WHAT IS EXPECTED »
Below is a block of records; repeat all of them exactly.

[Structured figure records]
━━━━━━━━━━━━━━━━━━━━━━━━━━━━━━
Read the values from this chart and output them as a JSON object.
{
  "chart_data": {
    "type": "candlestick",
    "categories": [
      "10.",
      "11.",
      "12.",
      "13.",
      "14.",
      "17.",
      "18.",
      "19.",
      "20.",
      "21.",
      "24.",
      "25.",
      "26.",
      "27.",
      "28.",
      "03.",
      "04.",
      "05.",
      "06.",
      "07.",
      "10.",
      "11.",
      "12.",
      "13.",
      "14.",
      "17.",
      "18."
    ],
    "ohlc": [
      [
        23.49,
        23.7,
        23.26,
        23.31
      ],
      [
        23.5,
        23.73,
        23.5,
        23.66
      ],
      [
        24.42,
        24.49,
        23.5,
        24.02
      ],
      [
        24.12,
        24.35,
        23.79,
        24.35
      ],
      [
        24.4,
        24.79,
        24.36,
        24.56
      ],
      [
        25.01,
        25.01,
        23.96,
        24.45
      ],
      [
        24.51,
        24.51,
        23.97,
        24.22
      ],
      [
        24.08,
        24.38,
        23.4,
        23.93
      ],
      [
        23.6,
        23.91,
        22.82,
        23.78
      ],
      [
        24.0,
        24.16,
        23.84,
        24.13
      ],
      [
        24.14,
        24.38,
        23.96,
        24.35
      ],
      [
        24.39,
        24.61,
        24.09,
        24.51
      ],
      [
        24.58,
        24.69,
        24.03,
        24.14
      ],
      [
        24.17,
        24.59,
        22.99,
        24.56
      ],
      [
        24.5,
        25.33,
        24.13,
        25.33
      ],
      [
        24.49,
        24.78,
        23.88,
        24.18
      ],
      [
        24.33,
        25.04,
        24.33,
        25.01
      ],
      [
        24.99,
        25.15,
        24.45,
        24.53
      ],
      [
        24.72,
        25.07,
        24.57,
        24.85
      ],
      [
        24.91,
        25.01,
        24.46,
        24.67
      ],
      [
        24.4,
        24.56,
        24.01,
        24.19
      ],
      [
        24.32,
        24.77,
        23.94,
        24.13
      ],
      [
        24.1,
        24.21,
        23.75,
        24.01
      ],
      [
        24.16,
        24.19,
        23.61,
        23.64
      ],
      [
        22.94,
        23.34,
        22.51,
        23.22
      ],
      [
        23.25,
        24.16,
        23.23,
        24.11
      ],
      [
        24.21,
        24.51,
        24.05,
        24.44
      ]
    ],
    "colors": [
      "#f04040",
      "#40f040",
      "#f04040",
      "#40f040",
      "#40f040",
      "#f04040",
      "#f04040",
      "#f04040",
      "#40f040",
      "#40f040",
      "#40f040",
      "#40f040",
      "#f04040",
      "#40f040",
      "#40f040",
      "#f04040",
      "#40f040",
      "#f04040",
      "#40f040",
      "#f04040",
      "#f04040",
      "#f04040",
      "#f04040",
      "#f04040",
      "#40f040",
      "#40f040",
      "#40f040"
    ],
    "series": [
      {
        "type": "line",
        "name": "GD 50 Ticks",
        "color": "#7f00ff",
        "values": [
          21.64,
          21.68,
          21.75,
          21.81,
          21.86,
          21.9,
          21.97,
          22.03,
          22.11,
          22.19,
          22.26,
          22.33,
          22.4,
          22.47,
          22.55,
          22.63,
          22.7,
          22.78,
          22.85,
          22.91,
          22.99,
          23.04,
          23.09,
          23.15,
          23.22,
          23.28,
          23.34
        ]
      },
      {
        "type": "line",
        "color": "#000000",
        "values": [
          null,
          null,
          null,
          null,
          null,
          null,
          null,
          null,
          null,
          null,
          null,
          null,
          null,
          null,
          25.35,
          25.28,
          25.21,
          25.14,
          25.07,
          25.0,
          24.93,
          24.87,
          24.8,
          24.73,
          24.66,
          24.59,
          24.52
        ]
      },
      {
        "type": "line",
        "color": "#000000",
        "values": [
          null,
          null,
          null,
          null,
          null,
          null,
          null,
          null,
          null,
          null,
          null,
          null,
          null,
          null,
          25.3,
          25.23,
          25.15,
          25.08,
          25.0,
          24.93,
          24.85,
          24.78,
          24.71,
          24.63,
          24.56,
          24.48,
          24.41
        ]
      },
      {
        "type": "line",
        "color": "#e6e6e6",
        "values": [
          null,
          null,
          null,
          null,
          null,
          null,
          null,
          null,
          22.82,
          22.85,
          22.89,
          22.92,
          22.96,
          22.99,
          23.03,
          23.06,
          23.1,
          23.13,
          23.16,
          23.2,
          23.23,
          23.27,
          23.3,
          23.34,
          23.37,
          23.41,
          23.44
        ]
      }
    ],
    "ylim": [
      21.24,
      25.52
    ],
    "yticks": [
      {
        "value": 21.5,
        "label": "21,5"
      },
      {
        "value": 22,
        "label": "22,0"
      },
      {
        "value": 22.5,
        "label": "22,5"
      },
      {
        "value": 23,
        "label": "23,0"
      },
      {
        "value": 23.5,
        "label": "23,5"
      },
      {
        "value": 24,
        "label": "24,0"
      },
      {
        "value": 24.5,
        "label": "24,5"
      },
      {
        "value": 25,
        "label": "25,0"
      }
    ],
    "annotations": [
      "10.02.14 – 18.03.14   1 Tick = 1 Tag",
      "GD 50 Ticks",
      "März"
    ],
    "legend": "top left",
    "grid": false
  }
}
━━━━━━━━━━━━━━━━━━━━━━━━━━━━━━
FULL SOLUTION »
Read the values from this chart and output them as a JSON object.
{
  "chart_data": {
    "type": "candlestick",
    "categories": [
      "10.",
      "11.",
      "12.",
      "13.",
      "14.",
      "17.",
      "18.",
      "19.",
      "20.",
      "21.",
      "24.",
      "25.",
      "26.",
      "27.",
      "28.",
      "03.",
      "04.",
      "05.",
      "06.",
      "07.",
      "10.",
      "11.",
      "12.",
      "13.",
      "14.",
      "17.",
      "18."
    ],
    "ohlc": [
      [
        23.49,
        23.7,
        23.26,
        23.31
      ],
      [
        23.5,
        23.73,
        23.5,
        23.66
      ],
      [
        24.42,
        24.49,
        23.5,
        24.02
      ],
      [
        24.12,
        24.35,
        23.79,
        24.35
      ],
      [
        24.4,
        24.79,
        24.36,
        24.56
      ],
      [
        25.01,
        25.01,
        23.96,
        24.45
      ],
      [
        24.51,
        24.51,
        23.97,
        24.22
      ],
      [
        24.08,
        24.38,
        23.4,
        23.93
      ],
      [
        23.6,
        23.91,
        22.82,
        23.78
      ],
      [
        24.0,
        24.16,
        23.84,
        24.13
      ],
      [
        24.14,
        24.38,
        23.96,
        24.35
      ],
      [
        24.39,
        24.61,
        24.09,
        24.51
      ],
      [
        24.58,
        24.69,
        24.03,
        24.14
      ],
      [
        24.17,
        24.59,
        22.99,
        24.56
      ],
      [
        24.5,
        25.33,
        24.13,
        25.33
      ],
      [
        24.49,
        24.78,
        23.88,
        24.18
      ],
      [
        24.33,
        25.04,
        24.33,
        25.01
      ],
      [
        24.99,
        25.15,
        24.45,
        24.53
      ],
      [
        24.72,
        25.07,
        24.57,
        24.85
      ],
      [
        24.91,
        25.01,
        24.46,
        24.67
      ],
      [
        24.4,
        24.56,
        24.01,
        24.19
      ],
      [
        24.32,
        24.77,
        23.94,
        24.13
      ],
      [
        24.1,
        24.21,
        23.75,
        24.01
      ],
      [
        24.16,
        24.19,
        23.61,
        23.64
      ],
      [
        22.94,
        23.34,
        22.51,
        23.22
      ],
      [
        23.25,
        24.16,
        23.23,
        24.11
      ],
      [
        24.21,
        24.51,
        24.05,
        24.44
      ]
    ],
    "colors": [
      "#f04040",
      "#40f040",
      "#f04040",
      "#40f040",
      "#40f040",
      "#f04040",
      "#f04040",
      "#f04040",
      "#40f040",
      "#40f040",
      "#40f040",
      "#40f040",
      "#f04040",
      "#40f040",
      "#40f040",
      "#f04040",
      "#40f040",
      "#f04040",
      "#40f040",
      "#f04040",
      "#f04040",
      "#f04040",
      "#f04040",
      "#f04040",
      "#40f040",
      "#40f040",
      "#40f040"
    ],
    "series": [
      {
        "type": "line",
        "name": "GD 50 Ticks",
        "color": "#7f00ff",
        "values": [
          21.64,
          21.68,
          21.75,
          21.81,
          21.86,
          21.9,
          21.97,
          22.03,
          22.11,
          22.19,
          22.26,
          22.33,
          22.4,
          22.47,
          22.55,
          22.63,
          22.7,
          22.78,
          22.85,
          22.91,
          22.99,
          23.04,
          23.09,
          23.15,
          23.22,
          23.28,
          23.34
        ]
      },
      {
        "type": "line",
        "color": "#000000",
        "values": [
          null,
          null,
          null,
          null,
          null,
          null,
          null,
          null,
          null,
          null,
          null,
          null,
          null,
          null,
          25.35,
          25.28,
          25.21,
          25.14,
          25.07,
          25.0,
          24.93,
          24.87,
          24.8,
          24.73,
          24.66,
          24.59,
          24.52
        ]
      },
      {
        "type": "line",
        "color": "#000000",
        "values": [
          null,
          null,
          null,
          null,
          null,
          null,
          null,
          null,
          null,
          null,
          null,
          null,
          null,
          null,
          25.3,
          25.23,
          25.15,
          25.08,
          25.0,
          24.93,
          24.85,
          24.78,
          24.71,
          24.63,
          24.56,
          24.48,
          24.41
        ]
      },
      {
        "type": "line",
        "color": "#e6e6e6",
        "values": [
          null,
          null,
          null,
          null,
          null,
          null,
          null,
          null,
          22.82,
          22.85,
          22.89,
          22.92,
          22.96,
          22.99,
          23.03,
          23.06,
          23.1,
          23.13,
          23.16,
          23.2,
          23.23,
          23.27,
          23.3,
          23.34,
          23.37,
          23.41,
          23.44
        ]
      }
    ],
    "ylim": [
      21.24,
      25.52
    ],
    "yticks": [
      {
        "value": 21.5,
        "label": "21,5"
      },
      {
        "value": 22,
        "label": "22,0"
      },
      {
        "value": 22.5,
        "label": "22,5"
      },
      {
        "value": 23,
        "label": "23,0"
      },
      {
        "value": 23.5,
        "label": "23,5"
      },
      {
        "value": 24,
        "label": "24,0"
      },
      {
        "value": 24.5,
        "label": "24,5"
      },
      {
        "value": 25,
        "label": "25,0"
      }
    ],
    "annotations": [
      "10.02.14 – 18.03.14   1 Tick = 1 Tag",
      "GD 50 Ticks",
      "März"
    ],
    "legend": "top left",
    "grid": false
  }
}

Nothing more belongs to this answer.